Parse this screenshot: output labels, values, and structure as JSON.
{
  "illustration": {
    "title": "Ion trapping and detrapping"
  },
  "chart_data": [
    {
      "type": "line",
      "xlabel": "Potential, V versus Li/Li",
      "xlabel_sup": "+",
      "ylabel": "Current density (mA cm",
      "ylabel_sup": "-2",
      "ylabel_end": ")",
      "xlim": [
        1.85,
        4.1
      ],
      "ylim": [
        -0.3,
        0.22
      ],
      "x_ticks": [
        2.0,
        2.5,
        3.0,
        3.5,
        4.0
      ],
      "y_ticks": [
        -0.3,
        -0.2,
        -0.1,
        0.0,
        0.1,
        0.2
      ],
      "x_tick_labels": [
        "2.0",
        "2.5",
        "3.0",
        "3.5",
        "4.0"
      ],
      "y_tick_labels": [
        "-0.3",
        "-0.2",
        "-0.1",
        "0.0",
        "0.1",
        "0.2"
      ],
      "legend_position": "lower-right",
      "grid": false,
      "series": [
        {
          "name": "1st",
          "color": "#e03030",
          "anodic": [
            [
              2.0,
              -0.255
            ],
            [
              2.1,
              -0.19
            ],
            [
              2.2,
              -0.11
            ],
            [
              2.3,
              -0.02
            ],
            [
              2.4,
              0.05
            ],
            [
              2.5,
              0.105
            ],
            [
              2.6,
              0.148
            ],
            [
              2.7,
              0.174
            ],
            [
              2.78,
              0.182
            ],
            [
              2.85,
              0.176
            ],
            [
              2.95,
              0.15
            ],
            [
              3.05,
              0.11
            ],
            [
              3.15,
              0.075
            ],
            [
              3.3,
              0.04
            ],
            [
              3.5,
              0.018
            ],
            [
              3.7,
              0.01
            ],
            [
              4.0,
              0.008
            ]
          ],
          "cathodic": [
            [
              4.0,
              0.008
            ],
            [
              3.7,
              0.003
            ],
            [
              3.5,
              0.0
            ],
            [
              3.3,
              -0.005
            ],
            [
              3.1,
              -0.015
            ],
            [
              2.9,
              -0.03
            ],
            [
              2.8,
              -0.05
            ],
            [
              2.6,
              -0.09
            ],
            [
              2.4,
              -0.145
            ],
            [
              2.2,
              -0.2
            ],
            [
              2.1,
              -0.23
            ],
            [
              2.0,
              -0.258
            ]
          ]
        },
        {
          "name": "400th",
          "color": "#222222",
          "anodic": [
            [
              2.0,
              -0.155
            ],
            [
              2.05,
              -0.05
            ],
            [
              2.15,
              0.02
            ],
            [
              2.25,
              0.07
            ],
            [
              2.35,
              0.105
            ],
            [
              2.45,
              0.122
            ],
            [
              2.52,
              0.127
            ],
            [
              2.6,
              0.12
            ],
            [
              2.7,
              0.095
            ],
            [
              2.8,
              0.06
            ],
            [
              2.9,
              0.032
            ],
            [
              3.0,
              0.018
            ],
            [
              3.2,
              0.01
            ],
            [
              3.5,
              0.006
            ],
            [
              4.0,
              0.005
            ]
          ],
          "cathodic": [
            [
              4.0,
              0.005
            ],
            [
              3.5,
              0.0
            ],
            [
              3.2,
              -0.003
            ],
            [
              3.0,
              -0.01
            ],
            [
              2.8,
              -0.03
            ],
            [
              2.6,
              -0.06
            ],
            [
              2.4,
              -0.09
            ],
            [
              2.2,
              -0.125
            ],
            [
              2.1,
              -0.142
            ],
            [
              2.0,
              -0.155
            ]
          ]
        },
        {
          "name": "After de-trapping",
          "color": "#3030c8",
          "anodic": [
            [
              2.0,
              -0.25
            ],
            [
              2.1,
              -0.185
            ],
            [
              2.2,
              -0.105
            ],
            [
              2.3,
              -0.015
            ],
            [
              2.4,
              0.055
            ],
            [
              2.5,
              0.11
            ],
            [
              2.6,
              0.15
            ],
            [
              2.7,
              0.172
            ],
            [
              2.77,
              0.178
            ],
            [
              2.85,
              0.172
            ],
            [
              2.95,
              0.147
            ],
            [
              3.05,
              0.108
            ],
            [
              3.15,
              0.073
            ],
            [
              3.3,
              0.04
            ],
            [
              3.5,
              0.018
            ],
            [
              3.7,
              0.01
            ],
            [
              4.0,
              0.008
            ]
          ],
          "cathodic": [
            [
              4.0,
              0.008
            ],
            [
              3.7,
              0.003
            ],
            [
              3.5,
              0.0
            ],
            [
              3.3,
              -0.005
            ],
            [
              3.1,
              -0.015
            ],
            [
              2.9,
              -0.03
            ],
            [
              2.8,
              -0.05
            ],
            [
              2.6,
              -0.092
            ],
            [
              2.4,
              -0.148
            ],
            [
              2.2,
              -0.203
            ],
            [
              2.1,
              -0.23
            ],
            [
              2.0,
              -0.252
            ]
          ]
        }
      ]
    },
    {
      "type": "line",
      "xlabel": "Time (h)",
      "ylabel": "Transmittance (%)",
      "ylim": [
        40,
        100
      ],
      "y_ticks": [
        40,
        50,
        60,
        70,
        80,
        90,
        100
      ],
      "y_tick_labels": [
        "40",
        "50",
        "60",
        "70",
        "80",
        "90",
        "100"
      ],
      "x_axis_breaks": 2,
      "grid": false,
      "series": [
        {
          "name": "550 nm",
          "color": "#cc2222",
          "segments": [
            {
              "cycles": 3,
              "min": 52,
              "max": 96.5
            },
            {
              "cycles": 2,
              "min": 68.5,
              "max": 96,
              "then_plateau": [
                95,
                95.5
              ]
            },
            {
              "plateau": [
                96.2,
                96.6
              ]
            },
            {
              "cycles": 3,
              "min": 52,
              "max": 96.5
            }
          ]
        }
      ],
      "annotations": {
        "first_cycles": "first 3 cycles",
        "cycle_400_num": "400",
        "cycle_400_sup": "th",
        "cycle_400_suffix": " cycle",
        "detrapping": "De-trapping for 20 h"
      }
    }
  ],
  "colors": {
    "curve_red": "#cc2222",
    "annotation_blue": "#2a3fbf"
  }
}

++++++++

## Exercise
In the entries above, find every line with the word "detrapping" and list it.

## Output of the exercise
    "title": "Ion trapping and detrapping"
        "detrapping": "De-trapping for 20 h"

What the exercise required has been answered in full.